■ GIVEN REQUEST: Write out each line that follows exactly as it stands, without the pictures.

------ MATERIAL SUPPLIED ------

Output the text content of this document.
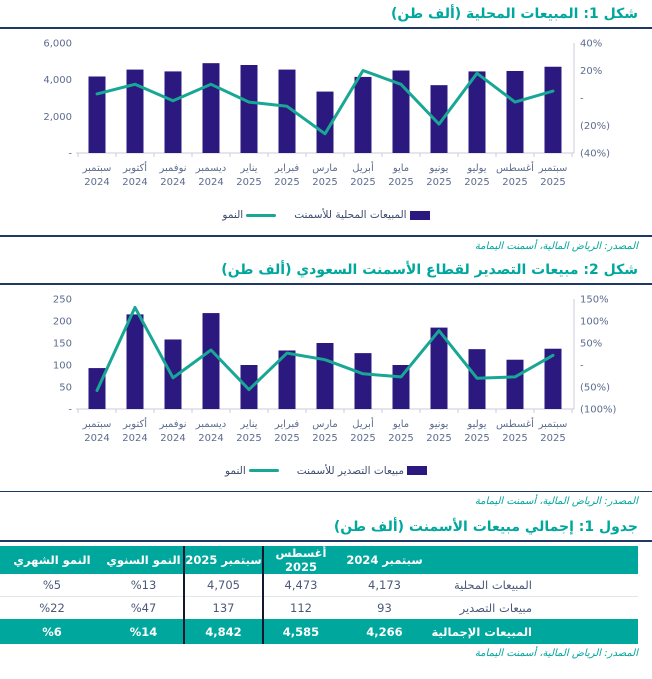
شكل 1: المبيعات المحلية (ألف طن)
6,000
4,000
2,000
-
40%
20%
-
(20%)
(40%)
سبتمبر 2024
أكتوبر 2024
نوفمبر 2024
ديسمبر 2024
يناير 2025
فبراير 2025
مارس 2025
أبريل 2025
مايو 2025
يونيو 2025
يوليو 2025
أغسطس 2025
سبتمبر 2025
المبيعات المحلية للأسمنت
النمو
المصدر: الرياض المالية، أسمنت اليمامة
شكل 2: مبيعات التصدير لقطاع الأسمنت السعودي (ألف طن)
250
200
150
100
50
-
150%
100%
50%
-
(50%)
(100%)
سبتمبر 2024
أكتوبر 2024
نوفمبر 2024
ديسمبر 2024
يناير 2025
فبراير 2025
مارس 2025
أبريل 2025
مايو 2025
يونيو 2025
يوليو 2025
أغسطس 2025
سبتمبر 2025
مبيعات التصدير للأسمنت
النمو
المصدر: الرياض المالية، أسمنت اليمامة
جدول 1: إجمالي مبيعات الأسمنت (ألف طن)
	سبتمبر 2024	أغسطس 2025	سبتمبر 2025	النمو السنوي	النمو الشهري
المبيعات المحلية	4,173	4,473	4,705	%13	%5
مبيعات التصدير	93	112	137	%47	%22
المبيعات الإجمالية	4,266	4,585	4,842	%14	%6
المصدر: الرياض المالية، أسمنت اليمامة
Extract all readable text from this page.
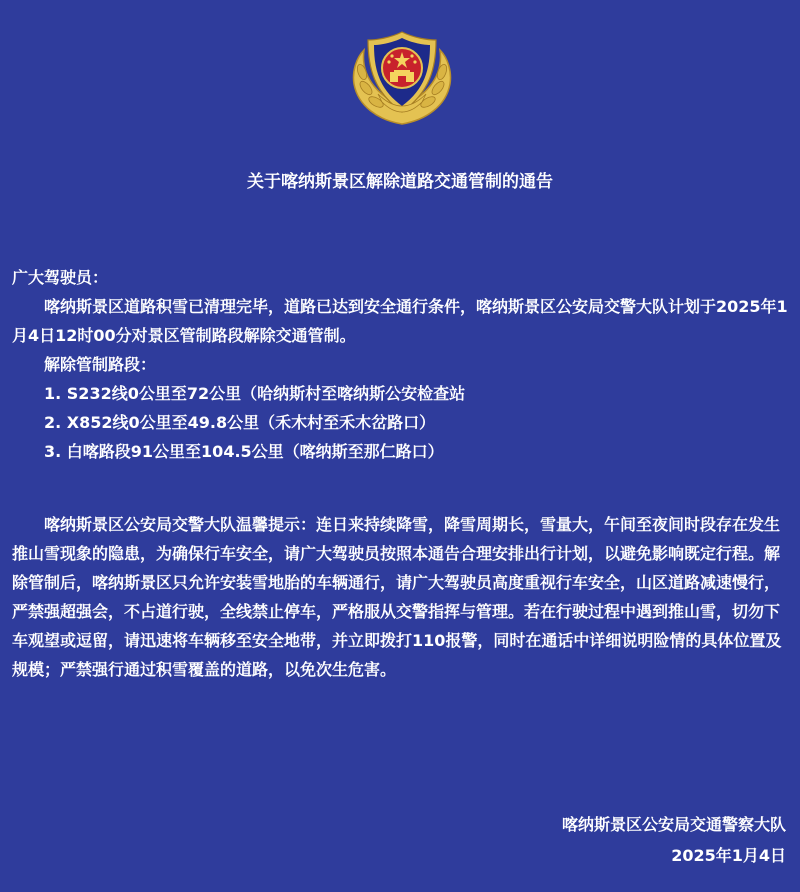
关于喀纳斯景区解除道路交通管制的通告

广大驾驶员：

喀纳斯景区道路积雪已清理完毕，道路已达到安全通行条件，喀纳斯景区公安局交警大队计划于2025年1月4日12时00分对景区管制路段解除交通管制。

解除管制路段：

1. S232线0公里至72公里（哈纳斯村至喀纳斯公安检查站

2. X852线0公里至49.8公里（禾木村至禾木岔路口）

3. 白喀路段91公里至104.5公里（喀纳斯至那仁路口）

喀纳斯景区公安局交警大队温馨提示：连日来持续降雪，降雪周期长，雪量大，午间至夜间时段存在发生推山雪现象的隐患，为确保行车安全，请广大驾驶员按照本通告合理安排出行计划，以避免影响既定行程。解除管制后，喀纳斯景区只允许安装雪地胎的车辆通行，请广大驾驶员高度重视行车安全，山区道路减速慢行，严禁强超强会，不占道行驶，全线禁止停车，严格服从交警指挥与管理。若在行驶过程中遇到推山雪，切勿下车观望或逗留，请迅速将车辆移至安全地带，并立即拨打110报警，同时在通话中详细说明险情的具体位置及规模；严禁强行通过积雪覆盖的道路，以免次生危害。

喀纳斯景区公安局交通警察大队
2025年1月4日
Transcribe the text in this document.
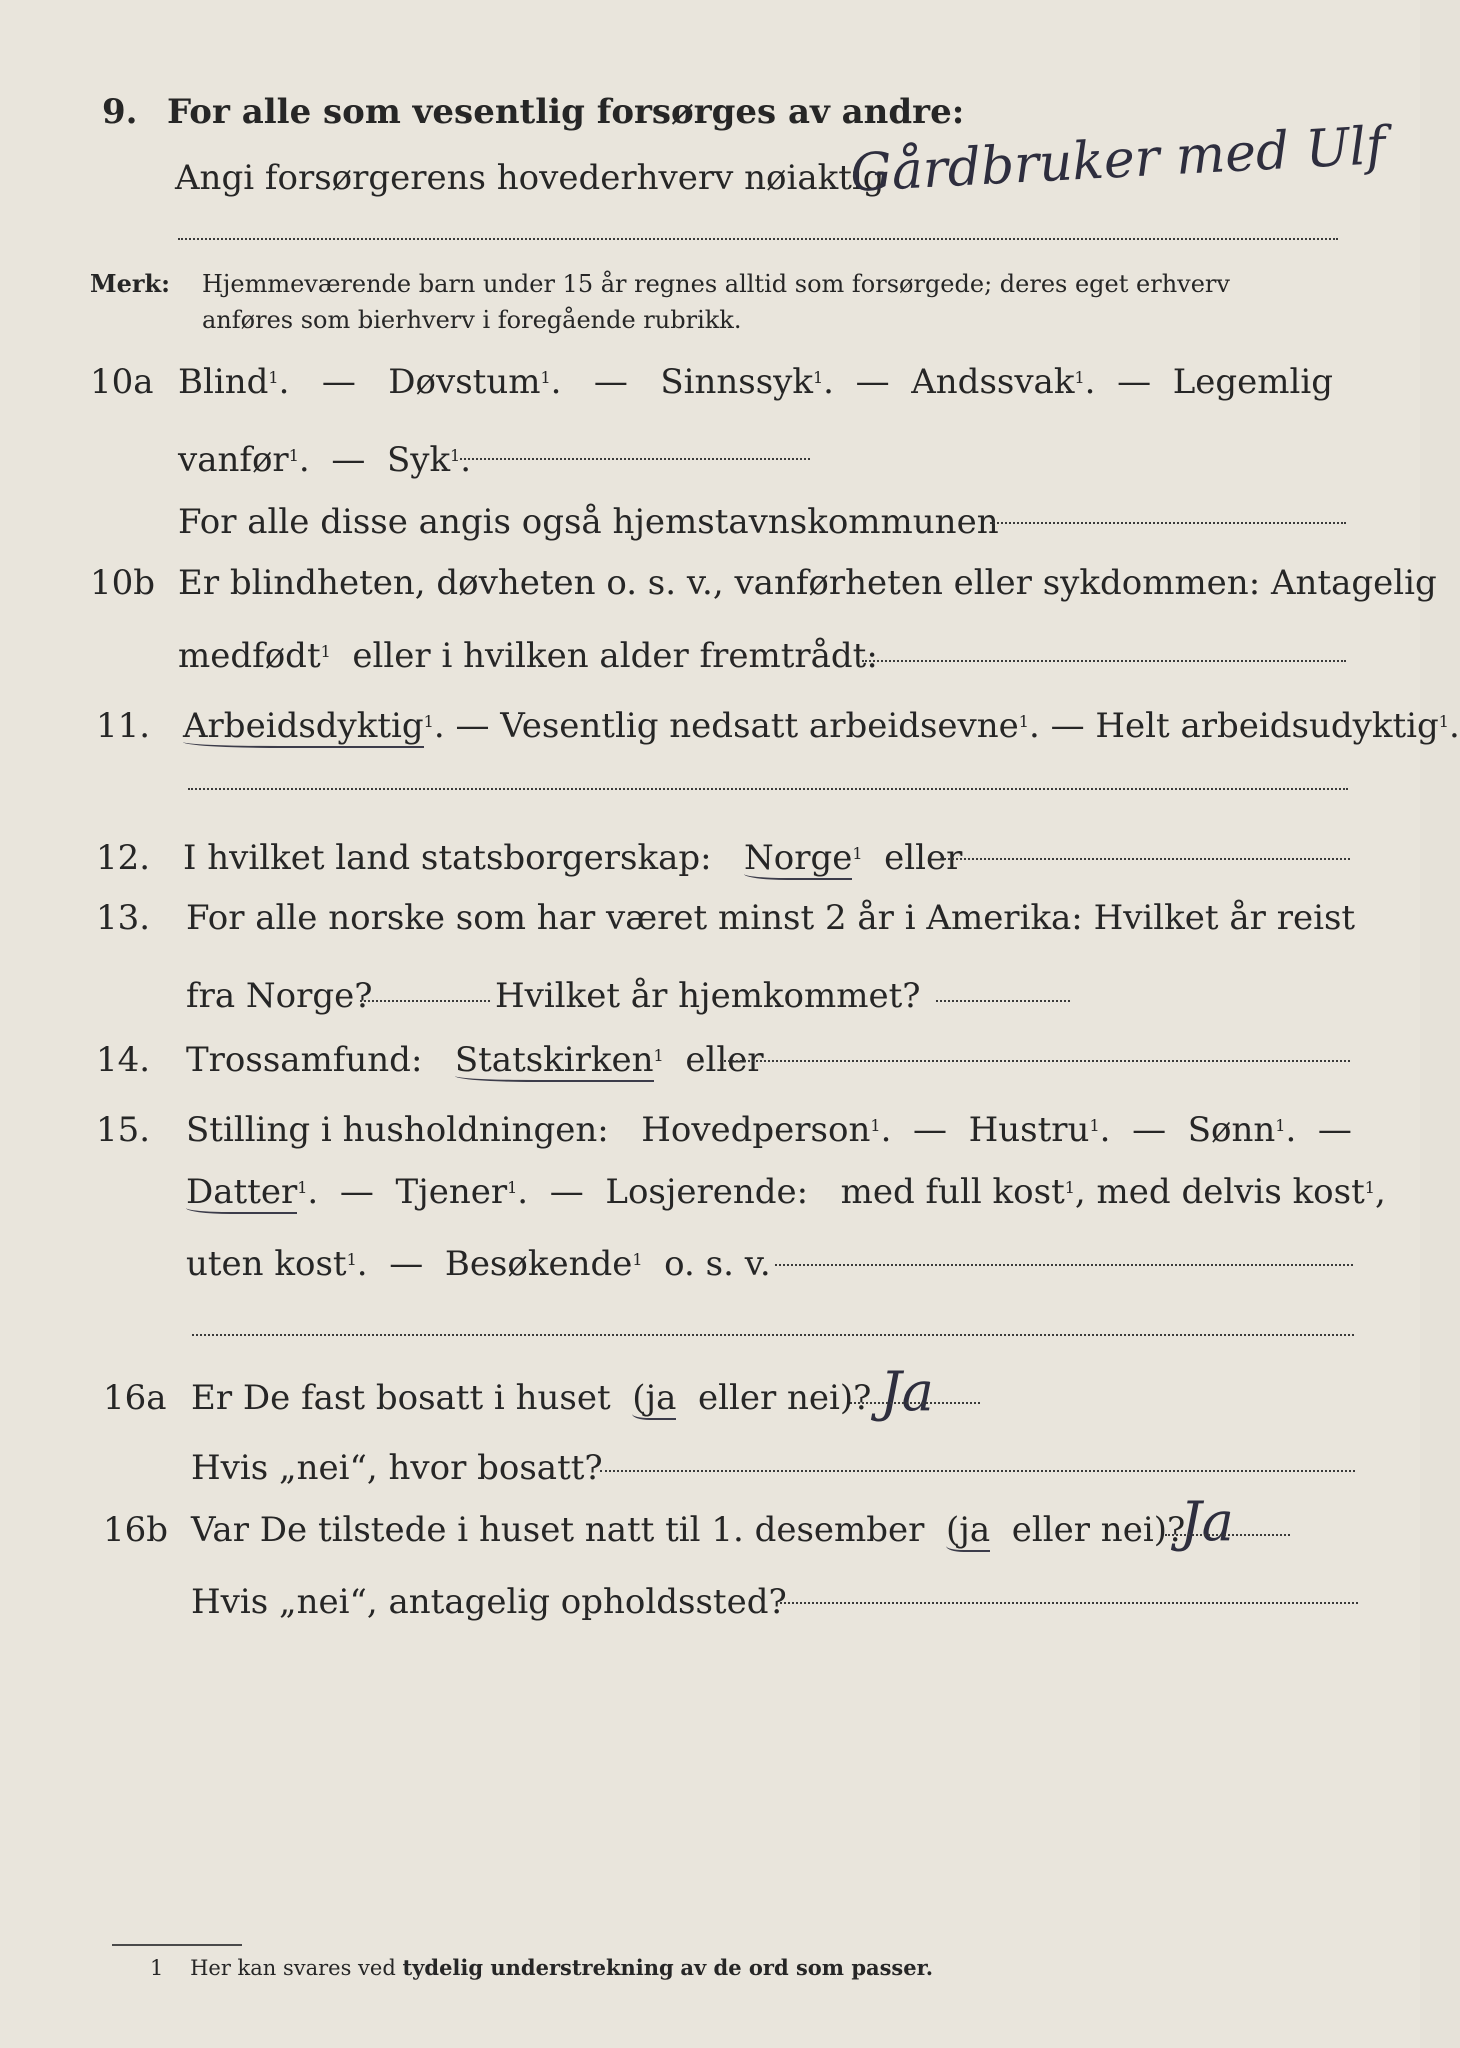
9. For alle som vesentlig forsørges av andre:
Angi forsørgerens hovederhverv nøiaktig
Gårdbruker med Ulf
Merk: Hjemmeværende barn under 15 år regnes alltid som forsørgede; deres eget erhverv
anføres som bierhverv i foregående rubrikk.
10a Blind$^1$.   — Døvstum$^1$.   — Sinnssyk$^1$.  — Andssvak$^1$.  — Legemlig
vanfør$^1$.  — Syk$^1$.
For alle disse angis også hjemstavnskommunen
10b Er blindheten, døvheten o. s. v., vanførheten eller sykdommen: Antagelig
medfødt$^1$ eller i hvilken alder fremtrådt:
11. Arbeidsdyktig$^1$. — Vesentlig nedsatt arbeidsevne$^1$. — Helt arbeidsudyktig$^1$.
12. I hvilket land statsborgerskap: Norge$^1$ eller
13. For alle norske som har været minst 2 år i Amerika: Hvilket år reist
fra Norge?	Hvilket år hjemkommet?
14. Trossamfund: Statskirken$^1$ eller
15. Stilling i husholdningen: Hovedperson$^1$.  — Hustru$^1$.  — Sønn$^1$.  —
Datter$^1$.  — Tjener$^1$.  — Losjerende: med full kost$^1$, med delvis kost$^1$,
uten kost$^1$.  — Besøkende$^1$ o. s. v.
16a Er De fast bosatt i huset (ja eller nei)? Ja
Hvis „nei“, hvor bosatt?
16b Var De tilstede i huset natt til 1. desember (ja eller nei)?
Ja
Hvis „nei“, antagelig opholdssted?
1 Her kan svares ved tydelig understrekning av de ord som passer.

------

■ SOLUTION:
Output the text content of this document.
شكل 1: المبيعات المحلية (ألف طن)
6,000
4,000
2,000
-
40%
20%
-
(20%)
(40%)
سبتمبر 2024
أكتوبر 2024
نوفمبر 2024
ديسمبر 2024
يناير 2025
فبراير 2025
مارس 2025
أبريل 2025
مايو 2025
يونيو 2025
يوليو 2025
أغسطس 2025
سبتمبر 2025
المبيعات المحلية للأسمنت
النمو
المصدر: الرياض المالية، أسمنت اليمامة
شكل 2: مبيعات التصدير لقطاع الأسمنت السعودي (ألف طن)
250
200
150
100
50
-
150%
100%
50%
-
(50%)
(100%)
سبتمبر 2024
أكتوبر 2024
نوفمبر 2024
ديسمبر 2024
يناير 2025
فبراير 2025
مارس 2025
أبريل 2025
مايو 2025
يونيو 2025
يوليو 2025
أغسطس 2025
سبتمبر 2025
مبيعات التصدير للأسمنت
النمو
المصدر: الرياض المالية، أسمنت اليمامة
جدول 1: إجمالي مبيعات الأسمنت (ألف طن)
	سبتمبر 2024	أغسطس 2025	سبتمبر 2025	النمو السنوي	النمو الشهري
المبيعات المحلية	4,173	4,473	4,705	%13	%5
مبيعات التصدير	93	112	137	%47	%22
المبيعات الإجمالية	4,266	4,585	4,842	%14	%6
المصدر: الرياض المالية، أسمنت اليمامة
Extract all readable text from this page.
关于喀纳斯景区解除道路交通管制的通告

广大驾驶员：

喀纳斯景区道路积雪已清理完毕，道路已达到安全通行条件，喀纳斯景区公安局交警大队计划于2025年1月4日12时00分对景区管制路段解除交通管制。

解除管制路段：

1. S232线0公里至72公里（哈纳斯村至喀纳斯公安检查站

2. X852线0公里至49.8公里（禾木村至禾木岔路口）

3. 白喀路段91公里至104.5公里（喀纳斯至那仁路口）

喀纳斯景区公安局交警大队温馨提示：连日来持续降雪，降雪周期长，雪量大，午间至夜间时段存在发生推山雪现象的隐患，为确保行车安全，请广大驾驶员按照本通告合理安排出行计划，以避免影响既定行程。解除管制后，喀纳斯景区只允许安装雪地胎的车辆通行，请广大驾驶员高度重视行车安全，山区道路减速慢行，严禁强超强会，不占道行驶，全线禁止停车，严格服从交警指挥与管理。若在行驶过程中遇到推山雪，切勿下车观望或逗留，请迅速将车辆移至安全地带，并立即拨打110报警，同时在通话中详细说明险情的具体位置及规模；严禁强行通过积雪覆盖的道路，以免次生危害。

喀纳斯景区公安局交通警察大队
2025年1月4日
Transcribe the text in this document.
9. For alle som vesentlig forsørges av andre:
Angi forsørgerens hovederhverv nøiaktig
Gårdbruker med Ulf
Merk: Hjemmeværende barn under 15 år regnes alltid som forsørgede; deres eget erhverv
anføres som bierhverv i foregående rubrikk.
10a Blind$^1$.   — Døvstum$^1$.   — Sinnssyk$^1$.  — Andssvak$^1$.  — Legemlig
vanfør$^1$.  — Syk$^1$.
For alle disse angis også hjemstavnskommunen
10b Er blindheten, døvheten o. s. v., vanførheten eller sykdommen: Antagelig
medfødt$^1$ eller i hvilken alder fremtrådt:
11. Arbeidsdyktig$^1$. — Vesentlig nedsatt arbeidsevne$^1$. — Helt arbeidsudyktig$^1$.
12. I hvilket land statsborgerskap: Norge$^1$ eller
13. For alle norske som har været minst 2 år i Amerika: Hvilket år reist
fra Norge?	Hvilket år hjemkommet?
14. Trossamfund: Statskirken$^1$ eller
15. Stilling i husholdningen: Hovedperson$^1$.  — Hustru$^1$.  — Sønn$^1$.  —
Datter$^1$.  — Tjener$^1$.  — Losjerende: med full kost$^1$, med delvis kost$^1$,
uten kost$^1$.  — Besøkende$^1$ o. s. v.
16a Er De fast bosatt i huset (ja eller nei)? Ja
Hvis „nei“, hvor bosatt?
16b Var De tilstede i huset natt til 1. desember (ja eller nei)?
Ja
Hvis „nei“, antagelig opholdssted?
1 Her kan svares ved tydelig understrekning av de ord som passer.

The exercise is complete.